* begin Recorded data *

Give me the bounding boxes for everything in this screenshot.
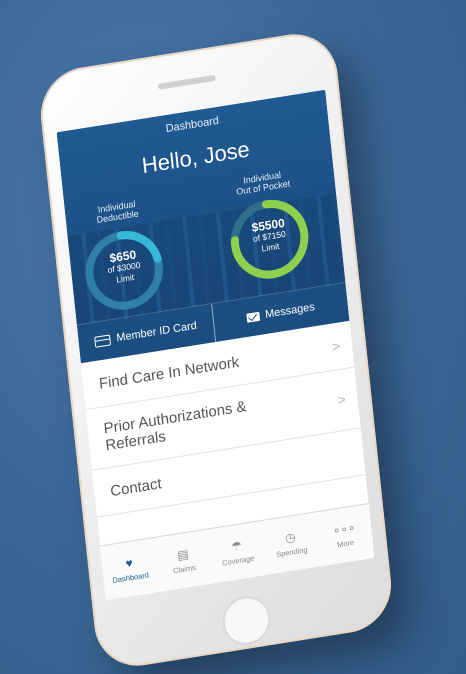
mail-icon [245,311,260,323]
prior-authorizations-label: Prior Authorizations & Referrals [103,398,249,454]
tab-dashboard[interactable]: ♥ Dashboard [100,538,159,600]
tab-spending[interactable]: ◷ Spending [261,513,320,575]
tab-coverage[interactable]: ☂ Coverage [208,521,267,583]
tab-dashboard-label: Dashboard [112,569,150,585]
umbrella-icon: ☂ [230,538,243,555]
more-dots-icon: ∘∘∘ [332,520,356,538]
messages-label: Messages [264,301,316,321]
tab-more[interactable]: ∘∘∘ More [315,504,374,566]
chevron-right-icon: > [331,337,341,355]
heart-pulse-icon: ♥ [124,555,134,571]
chevron-right-icon: > [336,390,347,409]
id-card-icon [94,333,112,348]
tab-claims-label: Claims [172,562,197,575]
tab-claims[interactable]: ▤ Claims [154,530,213,592]
phone-body: Dashboard Hello, Jose Individual Deducti… [36,27,396,673]
bottom-tab-bar: ♥ Dashboard ▤ Claims ☂ Coverage ◷ Spendi… [99,503,375,601]
deductible-ring[interactable]: $650 of $3000 Limit [77,221,171,320]
contact-label: Contact [109,474,163,500]
app-screen: Dashboard Hello, Jose Individual Deducti… [56,89,375,601]
oop-ring[interactable]: $5500 of $7150 Limit [223,190,317,289]
dashboard-header: Dashboard Hello, Jose Individual Deducti… [56,89,350,364]
clock-icon: ◷ [284,529,297,546]
document-icon: ▤ [176,546,190,563]
find-care-label: Find Care In Network [98,353,240,393]
home-button[interactable] [220,592,273,649]
tab-more-label: More [336,537,355,549]
phone-mockup: Dashboard Hello, Jose Individual Deducti… [0,0,466,674]
tab-spending-label: Spending [275,544,308,559]
member-id-card-label: Member ID Card [115,319,198,345]
tab-coverage-label: Coverage [221,553,255,568]
phone-speaker [157,74,216,90]
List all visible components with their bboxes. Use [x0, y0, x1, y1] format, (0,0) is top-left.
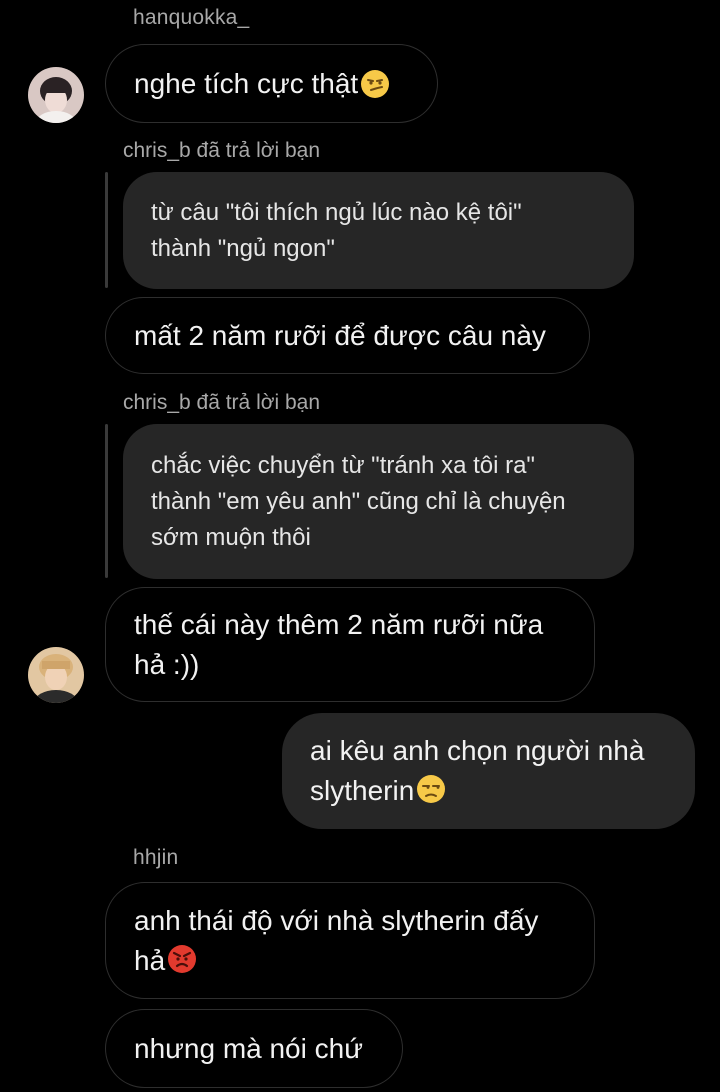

* end Recorded data *

| Aim |
Copy out verbatim the part of the entries that opens with the line containing "mail-icon [245,311,260,323]" and closes with the line containing "tab-more[interactable]: ∘∘∘ More", both lines included.

| Answer for the task |
mail-icon [245,311,260,323]
prior-authorizations-label: Prior Authorizations & Referrals [103,398,249,454]
tab-dashboard[interactable]: ♥ Dashboard [100,538,159,600]
tab-spending[interactable]: ◷ Spending [261,513,320,575]
tab-coverage[interactable]: ☂ Coverage [208,521,267,583]
tab-dashboard-label: Dashboard [112,569,150,585]
umbrella-icon: ☂ [230,538,243,555]
more-dots-icon: ∘∘∘ [332,520,356,538]
messages-label: Messages [264,301,316,321]
tab-more[interactable]: ∘∘∘ More [315,504,374,566]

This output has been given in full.